Non parliamo, quindi, di spiritelli o mostriciattoli, di cui ci si aspetta, per qualche motivo, la venuta.

  Un indimenticabile, nonché celeberrimo, monologo del Colonello Kurtz di Apocalypse Now, interpretato da un gelido ed implacabile Marlon Brando, descrive così, perfettamente, l’immagine dell’orrore:

 


“Ricordo, quand’ero nelle forze speciali, sembra migliaia di secoli fa, andammo in un campo, per vaccinare dei bambini. 

Kurtz (Brando)
in una scena del film
Lasciammo il campo dopo aver vaccinato i bambini contro la polio. Più tardi venne un vecchio correndo a richiamarci, piangeva, era cieco. Tornammo al campo: erano venuti i vietcong e avevano tagliato ogni braccio vaccinato. Erano là in un mucchio. Un mucchio di piccole braccia. E mi ricordo che ho pianto, pianto come una madre. […] Poi mi sono reso conto, come fossi stato colpito.. colpito da un diamante, una pallottola di diamante in piena fronte.. e ho pensato: mio Dio che genio c’è in questo.. che genio, che volontà per far questo.. perfetto, genuino, completo, cristallino, puro. […] Questi non erano mostri, erano uomini, quadri addestrati, uomini che combattevano col cuore, che hanno famiglia che fanno figli che sono pieni d’amore ma che.. ma che avevano la forza.. la forza.. di far questo. […] Bisogna avere uomini con un senso morale, e che allo stesso tempo siano capaci di utilizzare i loro primordiali istinti di uccidere senza emozioni, senza passione, senza discernimento, senza discernimento.[…]”

Voci di dati archiviati:

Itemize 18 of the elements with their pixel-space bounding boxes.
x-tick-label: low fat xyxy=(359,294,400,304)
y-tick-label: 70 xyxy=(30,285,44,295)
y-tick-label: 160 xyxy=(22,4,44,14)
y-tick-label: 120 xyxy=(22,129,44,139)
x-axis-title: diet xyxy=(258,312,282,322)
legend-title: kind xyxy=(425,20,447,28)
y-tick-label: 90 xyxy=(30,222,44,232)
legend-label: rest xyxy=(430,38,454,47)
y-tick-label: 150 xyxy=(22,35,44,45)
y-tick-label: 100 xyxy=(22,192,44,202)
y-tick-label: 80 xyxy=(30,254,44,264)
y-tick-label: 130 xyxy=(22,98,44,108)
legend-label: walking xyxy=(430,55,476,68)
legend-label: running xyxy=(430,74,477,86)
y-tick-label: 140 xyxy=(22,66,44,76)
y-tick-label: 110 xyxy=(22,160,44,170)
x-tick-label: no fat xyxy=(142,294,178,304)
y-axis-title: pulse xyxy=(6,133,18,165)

Consegne dell'esercizio -
1. Rispondi alle seguenti domande sul brano sul monologo di Kurtz.
(a) Quale attore interpreta il Colonello Kurtz in Apocalypse Now?
(b) Contro quale malattia erano stati vaccinati i bambini del campo?
(c) Chi aveva tagliato ogni braccio vaccinato?
2. Estrai dal brano sul monologo di Kurtz, senza alcuna modifica, la parte che si apre con le parole contenenti "Un indimenticabile, nonché" e si chiude con "Kurtz (Brando)".
3. Scrivi il seguito del brano sul monologo di Kurtz, proseguendo dopo l'ultima frase riportata.

Risultati dell'esercizio -
1.
(a) Marlon Brando.
(b) La polio.
(c) I vietcong.

2.
Un indimenticabile, nonché celeberrimo, monologo del Colonello Kurtz di Apocalypse Now, interpretato da un gelido ed implacabile Marlon Brando, descrive così, perfettamente, l’immagine dell’orrore:

 


“Ricordo, quand’ero nelle forze speciali, sembra migliaia di secoli fa, andammo in un campo, per vaccinare dei bambini. 

Kurtz (Brando)

3.
 

   Certo, per il mio libro dovrei citare frammenti di Poe, dato che a lui è dedicato, ed ispirato, non di certo monologhi di film americani sulla guerra del Vietnam, però, l’orrore descritto da Kurtz c’è, fra le mie pagine: follia, ribrezzo, sangue e morte sono ingredienti abbastanza validi per la costruzione di racconti dell’orrore che si rispettino, ed io non mi sono tirato indietro.
Detto ciò, sì, oramai l’ho nominato, e quindi va tirato in ballo: cosa c’entra Edgar Allan Poe?
 
   
Non posso rivelarvi il legame specifico fra questo libro ed il maestro del gotico e del romanzo psicologico, per il semplice motivo che è rivelato nell’epilogo e, quindi, dovete comprarlo (sic!); posso senz’altro dirvi che il buon Edgar è stato motore propulsore di inarrestabile esaltazione per la mia fantasia narrativa adolescenziale, e per i miei brividi soprattutto.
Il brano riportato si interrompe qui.